■ WHAT IS EXPECTED: Find how many lines hold the word "subtitle" and give that number only.

■ EXTRACTED RECORDS:
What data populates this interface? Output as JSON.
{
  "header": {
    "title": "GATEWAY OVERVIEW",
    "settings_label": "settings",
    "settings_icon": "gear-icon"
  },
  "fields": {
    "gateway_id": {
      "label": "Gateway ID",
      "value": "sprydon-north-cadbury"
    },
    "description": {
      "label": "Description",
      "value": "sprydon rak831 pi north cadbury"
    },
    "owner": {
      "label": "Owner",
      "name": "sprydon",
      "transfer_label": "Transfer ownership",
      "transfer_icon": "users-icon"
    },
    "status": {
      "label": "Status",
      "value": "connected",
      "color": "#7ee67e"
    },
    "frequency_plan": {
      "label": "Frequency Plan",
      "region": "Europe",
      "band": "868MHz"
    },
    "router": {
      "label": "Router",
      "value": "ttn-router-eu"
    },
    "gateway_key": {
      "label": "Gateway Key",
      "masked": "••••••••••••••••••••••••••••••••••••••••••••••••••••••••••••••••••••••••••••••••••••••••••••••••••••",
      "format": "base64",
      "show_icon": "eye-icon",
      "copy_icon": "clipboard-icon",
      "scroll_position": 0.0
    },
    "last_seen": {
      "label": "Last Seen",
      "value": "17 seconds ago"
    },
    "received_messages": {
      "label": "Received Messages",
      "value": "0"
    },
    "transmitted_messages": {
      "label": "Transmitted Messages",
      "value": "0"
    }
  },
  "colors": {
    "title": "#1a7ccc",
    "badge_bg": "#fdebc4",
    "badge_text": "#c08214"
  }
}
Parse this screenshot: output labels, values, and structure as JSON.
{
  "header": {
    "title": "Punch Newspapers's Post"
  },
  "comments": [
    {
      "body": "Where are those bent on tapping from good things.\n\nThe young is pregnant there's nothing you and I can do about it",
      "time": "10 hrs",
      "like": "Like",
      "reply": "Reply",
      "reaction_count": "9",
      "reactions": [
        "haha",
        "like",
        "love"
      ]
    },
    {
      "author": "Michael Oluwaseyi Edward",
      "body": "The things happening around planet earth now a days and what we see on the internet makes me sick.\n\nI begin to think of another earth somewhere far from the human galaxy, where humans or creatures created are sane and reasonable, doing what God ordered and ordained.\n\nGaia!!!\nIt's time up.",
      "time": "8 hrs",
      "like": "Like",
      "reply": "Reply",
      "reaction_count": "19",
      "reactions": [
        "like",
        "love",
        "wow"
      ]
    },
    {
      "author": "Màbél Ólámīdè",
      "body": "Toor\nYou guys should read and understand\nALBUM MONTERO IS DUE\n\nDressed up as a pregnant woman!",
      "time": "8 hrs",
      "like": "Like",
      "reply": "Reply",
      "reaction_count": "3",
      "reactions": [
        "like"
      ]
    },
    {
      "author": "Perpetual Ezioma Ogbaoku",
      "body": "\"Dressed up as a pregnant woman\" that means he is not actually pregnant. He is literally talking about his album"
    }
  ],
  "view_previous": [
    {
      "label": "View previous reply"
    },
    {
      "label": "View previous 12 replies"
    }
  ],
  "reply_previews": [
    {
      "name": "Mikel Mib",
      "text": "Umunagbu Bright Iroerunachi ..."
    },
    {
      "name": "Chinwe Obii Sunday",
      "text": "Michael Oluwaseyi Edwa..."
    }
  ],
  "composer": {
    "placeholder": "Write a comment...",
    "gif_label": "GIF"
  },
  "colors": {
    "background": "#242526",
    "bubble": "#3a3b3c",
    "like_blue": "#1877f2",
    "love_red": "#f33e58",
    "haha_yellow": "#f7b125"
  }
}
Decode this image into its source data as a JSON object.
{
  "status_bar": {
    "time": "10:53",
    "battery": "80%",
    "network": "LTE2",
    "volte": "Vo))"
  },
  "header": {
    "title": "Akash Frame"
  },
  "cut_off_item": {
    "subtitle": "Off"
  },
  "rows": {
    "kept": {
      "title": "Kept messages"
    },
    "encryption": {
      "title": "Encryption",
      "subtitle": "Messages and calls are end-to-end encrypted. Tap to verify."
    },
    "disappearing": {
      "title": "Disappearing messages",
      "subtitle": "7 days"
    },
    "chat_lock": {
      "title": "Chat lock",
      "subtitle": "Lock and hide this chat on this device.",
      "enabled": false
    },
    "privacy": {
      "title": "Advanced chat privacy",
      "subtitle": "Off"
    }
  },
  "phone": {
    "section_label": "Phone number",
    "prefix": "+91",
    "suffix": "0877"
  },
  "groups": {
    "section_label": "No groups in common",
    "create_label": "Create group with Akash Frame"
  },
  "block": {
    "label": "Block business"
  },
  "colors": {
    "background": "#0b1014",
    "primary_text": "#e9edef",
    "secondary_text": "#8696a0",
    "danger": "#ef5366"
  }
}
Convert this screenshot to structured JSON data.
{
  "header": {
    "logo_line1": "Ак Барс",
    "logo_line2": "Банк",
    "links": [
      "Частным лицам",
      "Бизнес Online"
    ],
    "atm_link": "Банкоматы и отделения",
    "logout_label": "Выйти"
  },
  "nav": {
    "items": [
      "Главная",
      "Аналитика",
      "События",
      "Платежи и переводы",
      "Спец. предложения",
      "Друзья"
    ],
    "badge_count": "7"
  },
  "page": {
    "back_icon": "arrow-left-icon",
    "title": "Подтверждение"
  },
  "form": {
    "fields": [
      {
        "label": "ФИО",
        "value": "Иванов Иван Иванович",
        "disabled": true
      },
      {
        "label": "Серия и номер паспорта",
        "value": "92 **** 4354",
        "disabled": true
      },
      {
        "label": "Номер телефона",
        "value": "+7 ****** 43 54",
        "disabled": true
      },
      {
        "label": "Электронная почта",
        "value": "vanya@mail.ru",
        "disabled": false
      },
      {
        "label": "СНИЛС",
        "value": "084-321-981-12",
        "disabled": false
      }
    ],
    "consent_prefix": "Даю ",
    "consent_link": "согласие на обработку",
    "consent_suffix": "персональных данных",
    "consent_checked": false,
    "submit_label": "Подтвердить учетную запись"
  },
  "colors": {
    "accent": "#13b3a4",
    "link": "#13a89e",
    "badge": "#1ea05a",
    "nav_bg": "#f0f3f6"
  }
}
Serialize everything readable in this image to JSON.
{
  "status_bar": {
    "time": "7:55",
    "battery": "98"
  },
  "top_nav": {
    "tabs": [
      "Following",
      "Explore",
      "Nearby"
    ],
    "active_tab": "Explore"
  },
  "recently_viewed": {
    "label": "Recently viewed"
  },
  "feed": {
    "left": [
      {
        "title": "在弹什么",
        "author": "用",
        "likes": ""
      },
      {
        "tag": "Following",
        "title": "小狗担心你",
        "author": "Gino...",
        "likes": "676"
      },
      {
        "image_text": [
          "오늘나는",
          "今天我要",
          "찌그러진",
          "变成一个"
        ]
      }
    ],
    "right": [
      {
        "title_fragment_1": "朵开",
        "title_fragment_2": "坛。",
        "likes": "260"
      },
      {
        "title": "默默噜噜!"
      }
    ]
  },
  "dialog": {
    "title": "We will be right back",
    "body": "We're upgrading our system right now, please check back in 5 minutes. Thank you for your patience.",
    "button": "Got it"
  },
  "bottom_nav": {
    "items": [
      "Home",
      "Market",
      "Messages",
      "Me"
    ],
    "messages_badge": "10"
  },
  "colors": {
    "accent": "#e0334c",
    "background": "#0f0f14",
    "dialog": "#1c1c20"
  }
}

■ ANSWER TO THIS TASK: 5